§ **Input**:

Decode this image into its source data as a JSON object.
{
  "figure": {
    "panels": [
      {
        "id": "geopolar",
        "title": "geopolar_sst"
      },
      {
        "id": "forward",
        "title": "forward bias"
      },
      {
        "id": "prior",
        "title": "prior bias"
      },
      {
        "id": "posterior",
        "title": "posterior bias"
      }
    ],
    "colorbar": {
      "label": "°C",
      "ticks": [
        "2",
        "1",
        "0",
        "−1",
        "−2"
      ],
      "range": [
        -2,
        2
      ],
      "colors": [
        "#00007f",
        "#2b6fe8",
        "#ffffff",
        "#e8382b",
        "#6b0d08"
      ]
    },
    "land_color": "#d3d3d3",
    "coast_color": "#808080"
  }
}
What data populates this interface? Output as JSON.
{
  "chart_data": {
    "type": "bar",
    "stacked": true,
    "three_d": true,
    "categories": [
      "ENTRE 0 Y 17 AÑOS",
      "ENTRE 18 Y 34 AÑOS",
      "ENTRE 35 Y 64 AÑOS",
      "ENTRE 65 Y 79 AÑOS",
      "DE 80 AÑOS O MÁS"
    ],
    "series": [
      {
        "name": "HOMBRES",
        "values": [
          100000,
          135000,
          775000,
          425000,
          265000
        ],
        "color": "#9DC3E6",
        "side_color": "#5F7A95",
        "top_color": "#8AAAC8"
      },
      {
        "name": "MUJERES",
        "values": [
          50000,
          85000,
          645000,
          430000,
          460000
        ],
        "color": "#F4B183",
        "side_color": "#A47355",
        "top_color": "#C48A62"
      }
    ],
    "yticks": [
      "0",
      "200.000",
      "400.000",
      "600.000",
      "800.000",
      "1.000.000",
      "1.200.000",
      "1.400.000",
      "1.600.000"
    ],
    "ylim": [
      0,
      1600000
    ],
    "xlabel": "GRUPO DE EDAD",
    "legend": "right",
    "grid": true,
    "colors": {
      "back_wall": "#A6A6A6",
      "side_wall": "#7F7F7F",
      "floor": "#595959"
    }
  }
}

§ **Written task**:
Restate all of the entries exactly, please.

§ **Result**:
Decode this image into its source data as a JSON object.
{
  "figure": {
    "panels": [
      {
        "id": "geopolar",
        "title": "geopolar_sst"
      },
      {
        "id": "forward",
        "title": "forward bias"
      },
      {
        "id": "prior",
        "title": "prior bias"
      },
      {
        "id": "posterior",
        "title": "posterior bias"
      }
    ],
    "colorbar": {
      "label": "°C",
      "ticks": [
        "2",
        "1",
        "0",
        "−1",
        "−2"
      ],
      "range": [
        -2,
        2
      ],
      "colors": [
        "#00007f",
        "#2b6fe8",
        "#ffffff",
        "#e8382b",
        "#6b0d08"
      ]
    },
    "land_color": "#d3d3d3",
    "coast_color": "#808080"
  }
}
What data populates this interface? Output as JSON.
{
  "chart_data": {
    "type": "bar",
    "stacked": true,
    "three_d": true,
    "categories": [
      "ENTRE 0 Y 17 AÑOS",
      "ENTRE 18 Y 34 AÑOS",
      "ENTRE 35 Y 64 AÑOS",
      "ENTRE 65 Y 79 AÑOS",
      "DE 80 AÑOS O MÁS"
    ],
    "series": [
      {
        "name": "HOMBRES",
        "values": [
          100000,
          135000,
          775000,
          425000,
          265000
        ],
        "color": "#9DC3E6",
        "side_color": "#5F7A95",
        "top_color": "#8AAAC8"
      },
      {
        "name": "MUJERES",
        "values": [
          50000,
          85000,
          645000,
          430000,
          460000
        ],
        "color": "#F4B183",
        "side_color": "#A47355",
        "top_color": "#C48A62"
      }
    ],
    "yticks": [
      "0",
      "200.000",
      "400.000",
      "600.000",
      "800.000",
      "1.000.000",
      "1.200.000",
      "1.400.000",
      "1.600.000"
    ],
    "ylim": [
      0,
      1600000
    ],
    "xlabel": "GRUPO DE EDAD",
    "legend": "right",
    "grid": true,
    "colors": {
      "back_wall": "#A6A6A6",
      "side_wall": "#7F7F7F",
      "floor": "#595959"
    }
  }
}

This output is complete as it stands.